Erica Remer, MD, CCDS | Emergency Physician, President of Erica Remer, MD, Inc., consulting on documentation, ICD-10, and CDI
The article which elicited this commentary starts off referring to it as "sepsis syndrome." Although they are probably hailing back to the days when we thought there was sepsis, severe sepsis, and septic shock on a spectrum, there is no way to code "sepsis syndrome." I refer to sepsis as the condition formerly known as "severe sepsis." All diagnoses of sepsis now should have an additional code of R65.20/1, (Severe sepsis without/with shock), which can only be captured if the documentation supports it.
Coders are permitted to capture "severe sepsis" if the clinician specifies that the organ dysfunction is
sepsis related. The macro that I recommend is: Sepsis due to [infection] with acute sepsis-related organ dysfunction as evidenced by [organ dysfunction/s]. This serves multiple purposes. First, it ensures there is a bona fide infection. Second, the patient must have organ dysfunction (not just deranged vital signs). Finally, the linkage of acute sepsis-related with organ dysfunction gives the coder permission to pick up R65.20.
We old-timers know that inherent to the diagnosis of sepsis, which is a clinical diagnosis without any gold standard diagnostic criteria, is the fact that the patient is SICK. Sepsis-2 was an attempt to facilitate clinicians to not miss the diagnosis of sepsis because it has a high mortality (just the disparate 30-day mortality rates, 0.9% vs. 8.3%, makes one question whether the discharged population really had sepsis). It was determined that too wide a net was being cast, so Sepsis-3 tried to identify the essence of what indicated a patient was SICK, hence, mandating acute organ dysfunction. When I teach, I explain that "sepsis without organ dysfunction" is called... "pneumonia" or "UTI" or "cellulitis."

━━━━━━━━━━

§ **What to produce**
Reproduce the sepsis commentary above word for word, from "Erica Remer, MD, CCDS" to "documentation supports it.".

§ **Entries shown**
━━━━━━━━━━

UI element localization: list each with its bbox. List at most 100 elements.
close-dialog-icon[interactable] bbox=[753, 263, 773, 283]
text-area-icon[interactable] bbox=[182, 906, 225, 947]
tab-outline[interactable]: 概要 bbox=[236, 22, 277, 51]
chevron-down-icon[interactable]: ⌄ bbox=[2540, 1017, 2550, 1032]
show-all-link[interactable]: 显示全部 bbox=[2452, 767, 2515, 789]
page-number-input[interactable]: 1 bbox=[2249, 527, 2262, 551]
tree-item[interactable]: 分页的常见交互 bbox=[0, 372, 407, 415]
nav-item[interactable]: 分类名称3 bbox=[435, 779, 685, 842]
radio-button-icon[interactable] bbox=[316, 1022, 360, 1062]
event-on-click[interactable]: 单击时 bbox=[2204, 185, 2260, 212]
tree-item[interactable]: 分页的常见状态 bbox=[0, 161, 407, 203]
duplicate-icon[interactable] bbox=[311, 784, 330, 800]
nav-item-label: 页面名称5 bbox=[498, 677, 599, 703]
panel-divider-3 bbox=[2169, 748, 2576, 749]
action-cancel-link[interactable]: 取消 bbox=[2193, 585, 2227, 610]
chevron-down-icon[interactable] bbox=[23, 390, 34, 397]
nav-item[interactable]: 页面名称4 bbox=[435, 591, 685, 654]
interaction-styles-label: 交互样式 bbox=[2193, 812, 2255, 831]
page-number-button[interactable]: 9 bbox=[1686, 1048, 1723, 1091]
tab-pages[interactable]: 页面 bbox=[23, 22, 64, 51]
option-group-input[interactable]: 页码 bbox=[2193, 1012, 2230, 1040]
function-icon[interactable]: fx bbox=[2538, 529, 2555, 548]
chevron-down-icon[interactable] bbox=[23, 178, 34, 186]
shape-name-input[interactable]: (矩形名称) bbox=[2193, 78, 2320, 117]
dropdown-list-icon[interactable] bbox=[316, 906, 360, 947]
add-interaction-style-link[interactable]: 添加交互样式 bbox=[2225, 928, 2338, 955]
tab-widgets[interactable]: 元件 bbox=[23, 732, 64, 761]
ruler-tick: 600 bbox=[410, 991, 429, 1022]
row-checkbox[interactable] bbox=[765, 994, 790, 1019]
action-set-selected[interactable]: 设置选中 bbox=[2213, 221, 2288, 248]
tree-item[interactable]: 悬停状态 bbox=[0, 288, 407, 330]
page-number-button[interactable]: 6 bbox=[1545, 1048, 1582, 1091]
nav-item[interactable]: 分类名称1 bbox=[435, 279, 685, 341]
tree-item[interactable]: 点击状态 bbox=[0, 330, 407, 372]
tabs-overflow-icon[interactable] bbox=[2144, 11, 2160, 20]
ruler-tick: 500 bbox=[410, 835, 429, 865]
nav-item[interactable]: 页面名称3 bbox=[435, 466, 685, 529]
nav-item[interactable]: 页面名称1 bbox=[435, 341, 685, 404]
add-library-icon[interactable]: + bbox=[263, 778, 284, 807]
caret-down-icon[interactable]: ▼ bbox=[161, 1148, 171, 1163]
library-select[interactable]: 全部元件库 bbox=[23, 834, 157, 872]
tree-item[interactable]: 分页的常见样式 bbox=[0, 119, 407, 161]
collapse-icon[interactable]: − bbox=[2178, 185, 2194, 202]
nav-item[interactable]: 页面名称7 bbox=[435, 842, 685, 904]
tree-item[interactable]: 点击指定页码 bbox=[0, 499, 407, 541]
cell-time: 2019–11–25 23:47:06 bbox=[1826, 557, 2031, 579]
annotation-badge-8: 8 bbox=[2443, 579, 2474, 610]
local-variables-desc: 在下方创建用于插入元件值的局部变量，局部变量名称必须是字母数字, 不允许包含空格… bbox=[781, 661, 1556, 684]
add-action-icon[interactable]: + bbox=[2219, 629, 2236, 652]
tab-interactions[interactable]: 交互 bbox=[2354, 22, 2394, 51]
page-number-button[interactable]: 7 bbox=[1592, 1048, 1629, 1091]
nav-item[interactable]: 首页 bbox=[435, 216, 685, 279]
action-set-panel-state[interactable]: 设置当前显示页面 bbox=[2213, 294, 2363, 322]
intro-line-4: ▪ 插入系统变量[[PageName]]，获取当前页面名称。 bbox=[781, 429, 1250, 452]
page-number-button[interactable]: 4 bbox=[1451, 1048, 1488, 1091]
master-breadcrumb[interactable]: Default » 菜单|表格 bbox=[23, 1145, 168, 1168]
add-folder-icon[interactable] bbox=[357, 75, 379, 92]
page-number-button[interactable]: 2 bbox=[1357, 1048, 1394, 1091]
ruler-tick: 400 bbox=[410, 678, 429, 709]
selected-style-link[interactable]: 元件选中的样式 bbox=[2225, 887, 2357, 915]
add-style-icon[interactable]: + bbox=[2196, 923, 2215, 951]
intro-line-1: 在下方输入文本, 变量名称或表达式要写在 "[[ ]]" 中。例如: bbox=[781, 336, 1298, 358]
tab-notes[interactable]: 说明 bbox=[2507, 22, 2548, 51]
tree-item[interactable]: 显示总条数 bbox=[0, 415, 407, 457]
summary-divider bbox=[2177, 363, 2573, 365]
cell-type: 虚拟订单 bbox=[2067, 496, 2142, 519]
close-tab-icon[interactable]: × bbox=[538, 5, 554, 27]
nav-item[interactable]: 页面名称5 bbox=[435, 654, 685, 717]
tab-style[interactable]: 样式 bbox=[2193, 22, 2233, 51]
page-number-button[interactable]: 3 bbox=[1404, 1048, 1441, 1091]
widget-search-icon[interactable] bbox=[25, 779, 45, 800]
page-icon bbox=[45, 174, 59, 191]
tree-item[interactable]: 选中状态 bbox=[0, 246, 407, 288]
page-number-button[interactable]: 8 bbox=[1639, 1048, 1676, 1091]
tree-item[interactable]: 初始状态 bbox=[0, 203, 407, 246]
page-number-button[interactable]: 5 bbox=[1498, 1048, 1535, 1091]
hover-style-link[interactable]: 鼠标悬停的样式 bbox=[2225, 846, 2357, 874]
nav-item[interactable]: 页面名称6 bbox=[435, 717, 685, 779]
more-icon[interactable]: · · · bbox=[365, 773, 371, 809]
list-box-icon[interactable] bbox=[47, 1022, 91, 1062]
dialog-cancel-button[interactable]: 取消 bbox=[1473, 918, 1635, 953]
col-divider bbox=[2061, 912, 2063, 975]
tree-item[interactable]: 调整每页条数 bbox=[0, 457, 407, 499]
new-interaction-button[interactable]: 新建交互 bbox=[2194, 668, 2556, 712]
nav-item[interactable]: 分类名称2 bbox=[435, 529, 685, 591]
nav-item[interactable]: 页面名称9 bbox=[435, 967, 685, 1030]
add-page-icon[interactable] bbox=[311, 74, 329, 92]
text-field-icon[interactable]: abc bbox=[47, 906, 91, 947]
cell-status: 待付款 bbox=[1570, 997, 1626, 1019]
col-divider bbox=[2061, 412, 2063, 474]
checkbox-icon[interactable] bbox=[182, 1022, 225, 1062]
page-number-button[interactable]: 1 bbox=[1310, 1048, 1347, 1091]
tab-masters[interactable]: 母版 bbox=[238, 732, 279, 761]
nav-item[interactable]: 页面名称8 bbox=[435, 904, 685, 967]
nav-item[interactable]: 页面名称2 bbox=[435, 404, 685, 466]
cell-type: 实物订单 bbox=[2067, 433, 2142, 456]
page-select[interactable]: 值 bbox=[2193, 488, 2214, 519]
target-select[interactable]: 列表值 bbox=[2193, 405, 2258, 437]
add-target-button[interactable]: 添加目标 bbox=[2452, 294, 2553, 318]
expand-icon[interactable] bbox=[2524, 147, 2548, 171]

━━━━━━━━━━

§ **Answer to the exercise**
Erica Remer, MD, CCDS | Emergency Physician, President of Erica Remer, MD, Inc., consulting on documentation, ICD-10, and CDI
The article which elicited this commentary starts off referring to it as "sepsis syndrome." Although they are probably hailing back to the days when we thought there was sepsis, severe sepsis, and septic shock on a spectrum, there is no way to code "sepsis syndrome." I refer to sepsis as the condition formerly known as "severe sepsis." All diagnoses of sepsis now should have an additional code of R65.20/1, (Severe sepsis without/with shock), which can only be captured if the documentation supports it.